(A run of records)
= = = = = = =

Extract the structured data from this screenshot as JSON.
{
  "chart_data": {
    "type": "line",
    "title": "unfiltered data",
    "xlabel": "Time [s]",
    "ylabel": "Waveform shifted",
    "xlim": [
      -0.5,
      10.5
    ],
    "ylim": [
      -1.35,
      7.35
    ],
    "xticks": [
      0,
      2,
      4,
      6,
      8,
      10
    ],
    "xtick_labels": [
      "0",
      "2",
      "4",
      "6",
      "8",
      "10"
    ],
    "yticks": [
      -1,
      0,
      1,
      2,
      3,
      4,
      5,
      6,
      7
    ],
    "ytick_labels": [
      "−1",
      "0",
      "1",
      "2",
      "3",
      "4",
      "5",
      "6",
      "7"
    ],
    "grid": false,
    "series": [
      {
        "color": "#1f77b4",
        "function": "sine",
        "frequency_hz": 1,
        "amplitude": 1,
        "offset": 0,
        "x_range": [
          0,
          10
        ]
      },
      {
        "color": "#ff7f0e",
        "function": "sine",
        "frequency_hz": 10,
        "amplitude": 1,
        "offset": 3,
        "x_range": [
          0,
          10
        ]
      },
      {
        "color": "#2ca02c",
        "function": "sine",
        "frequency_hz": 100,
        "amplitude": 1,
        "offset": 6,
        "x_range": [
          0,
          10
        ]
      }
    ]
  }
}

= = = = = = =

Problem statement =>
Write out the entire listing exactly.

Solution for this problem =>
Extract the structured data from this screenshot as JSON.
{
  "chart_data": {
    "type": "line",
    "title": "unfiltered data",
    "xlabel": "Time [s]",
    "ylabel": "Waveform shifted",
    "xlim": [
      -0.5,
      10.5
    ],
    "ylim": [
      -1.35,
      7.35
    ],
    "xticks": [
      0,
      2,
      4,
      6,
      8,
      10
    ],
    "xtick_labels": [
      "0",
      "2",
      "4",
      "6",
      "8",
      "10"
    ],
    "yticks": [
      -1,
      0,
      1,
      2,
      3,
      4,
      5,
      6,
      7
    ],
    "ytick_labels": [
      "−1",
      "0",
      "1",
      "2",
      "3",
      "4",
      "5",
      "6",
      "7"
    ],
    "grid": false,
    "series": [
      {
        "color": "#1f77b4",
        "function": "sine",
        "frequency_hz": 1,
        "amplitude": 1,
        "offset": 0,
        "x_range": [
          0,
          10
        ]
      },
      {
        "color": "#ff7f0e",
        "function": "sine",
        "frequency_hz": 10,
        "amplitude": 1,
        "offset": 3,
        "x_range": [
          0,
          10
        ]
      },
      {
        "color": "#2ca02c",
        "function": "sine",
        "frequency_hz": 100,
        "amplitude": 1,
        "offset": 6,
        "x_range": [
          0,
          10
        ]
      }
    ]
  }
}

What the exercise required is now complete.